* Dataset excerpt:
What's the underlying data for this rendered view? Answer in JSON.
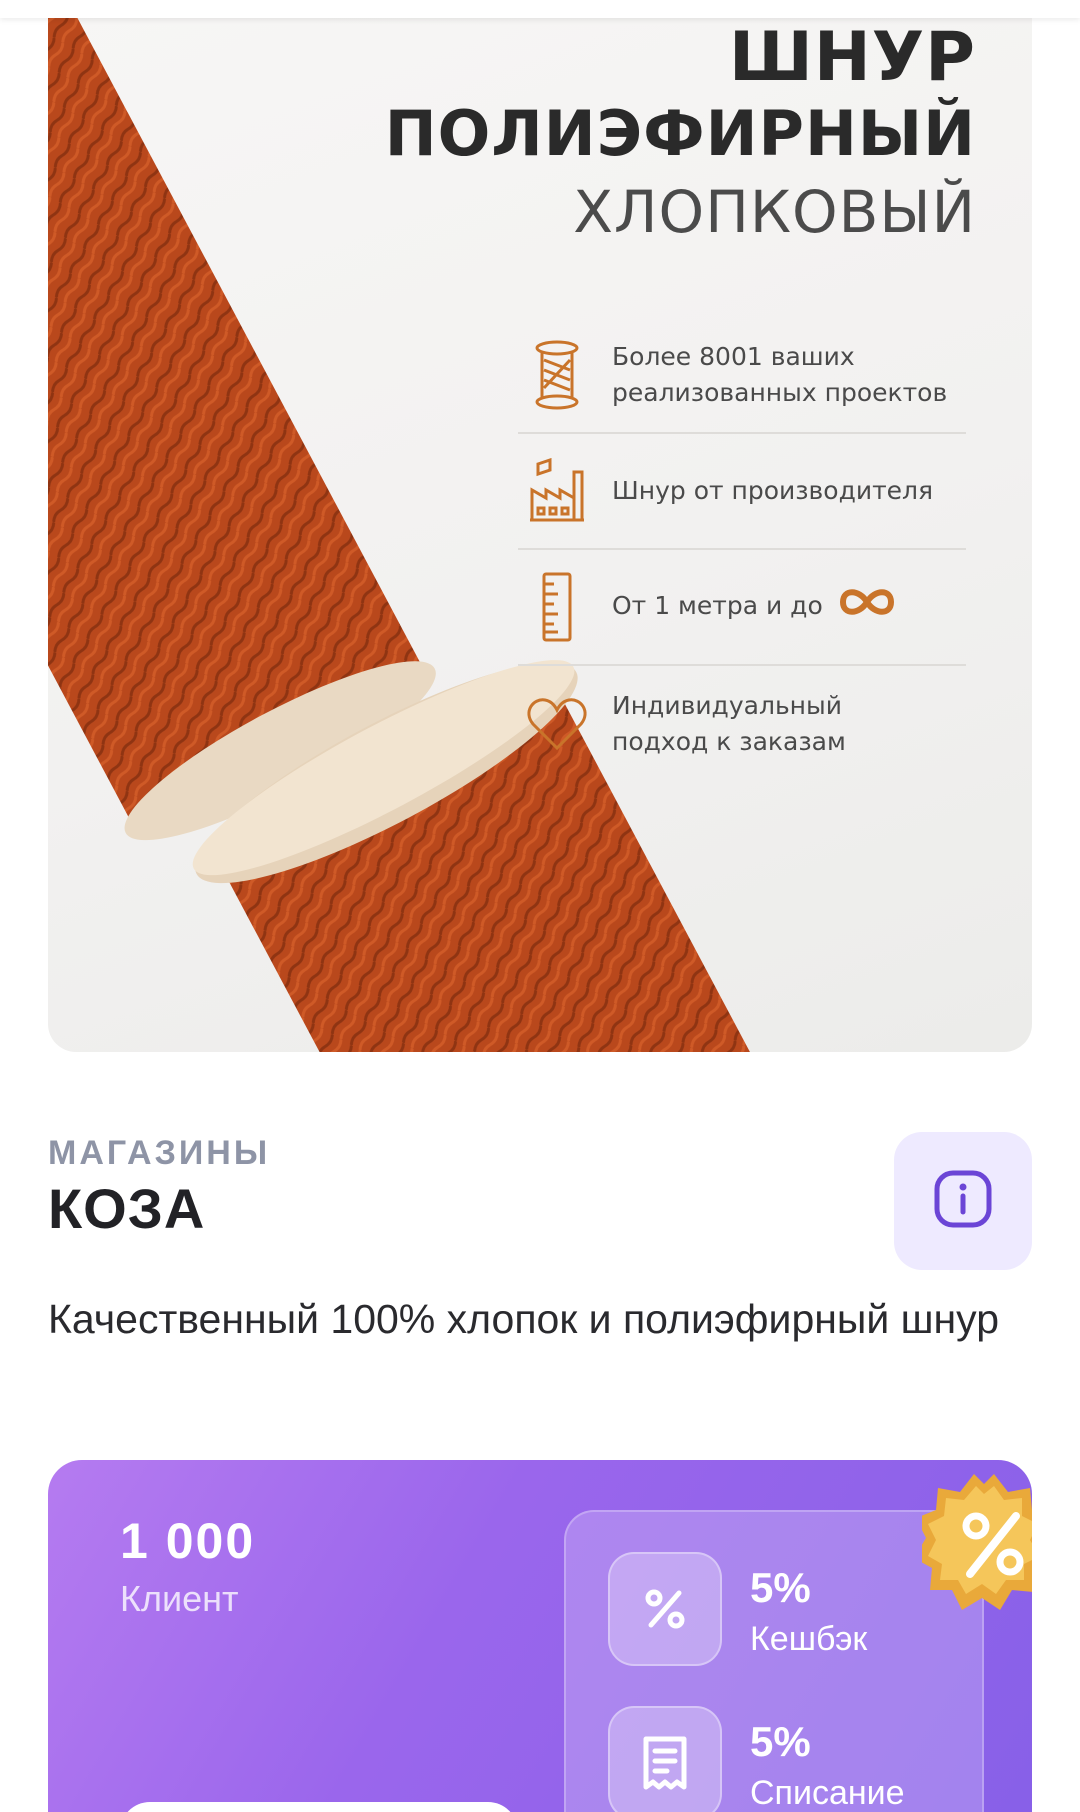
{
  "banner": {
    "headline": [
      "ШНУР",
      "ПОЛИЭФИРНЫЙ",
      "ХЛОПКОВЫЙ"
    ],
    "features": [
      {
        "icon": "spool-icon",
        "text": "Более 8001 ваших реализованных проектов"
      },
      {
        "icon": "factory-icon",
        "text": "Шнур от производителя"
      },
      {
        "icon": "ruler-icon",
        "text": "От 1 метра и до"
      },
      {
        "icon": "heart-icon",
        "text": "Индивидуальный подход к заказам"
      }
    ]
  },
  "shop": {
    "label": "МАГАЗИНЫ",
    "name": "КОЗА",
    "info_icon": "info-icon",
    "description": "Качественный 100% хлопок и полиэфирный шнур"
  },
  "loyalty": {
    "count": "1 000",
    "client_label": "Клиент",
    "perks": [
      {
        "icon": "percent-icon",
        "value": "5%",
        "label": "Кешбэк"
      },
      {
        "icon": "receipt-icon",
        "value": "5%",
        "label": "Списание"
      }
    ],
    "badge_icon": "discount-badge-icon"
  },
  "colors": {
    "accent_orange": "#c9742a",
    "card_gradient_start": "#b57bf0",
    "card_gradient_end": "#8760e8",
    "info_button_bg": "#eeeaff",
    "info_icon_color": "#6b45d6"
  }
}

* REQUIREMENTS:
Copy every entry exactly as written. Pictures are excluded.

* TASK SOLUTION:
What's the underlying data for this rendered view? Answer in JSON.
{
  "banner": {
    "headline": [
      "ШНУР",
      "ПОЛИЭФИРНЫЙ",
      "ХЛОПКОВЫЙ"
    ],
    "features": [
      {
        "icon": "spool-icon",
        "text": "Более 8001 ваших реализованных проектов"
      },
      {
        "icon": "factory-icon",
        "text": "Шнур от производителя"
      },
      {
        "icon": "ruler-icon",
        "text": "От 1 метра и до"
      },
      {
        "icon": "heart-icon",
        "text": "Индивидуальный подход к заказам"
      }
    ]
  },
  "shop": {
    "label": "МАГАЗИНЫ",
    "name": "КОЗА",
    "info_icon": "info-icon",
    "description": "Качественный 100% хлопок и полиэфирный шнур"
  },
  "loyalty": {
    "count": "1 000",
    "client_label": "Клиент",
    "perks": [
      {
        "icon": "percent-icon",
        "value": "5%",
        "label": "Кешбэк"
      },
      {
        "icon": "receipt-icon",
        "value": "5%",
        "label": "Списание"
      }
    ],
    "badge_icon": "discount-badge-icon"
  },
  "colors": {
    "accent_orange": "#c9742a",
    "card_gradient_start": "#b57bf0",
    "card_gradient_end": "#8760e8",
    "info_button_bg": "#eeeaff",
    "info_icon_color": "#6b45d6"
  }
}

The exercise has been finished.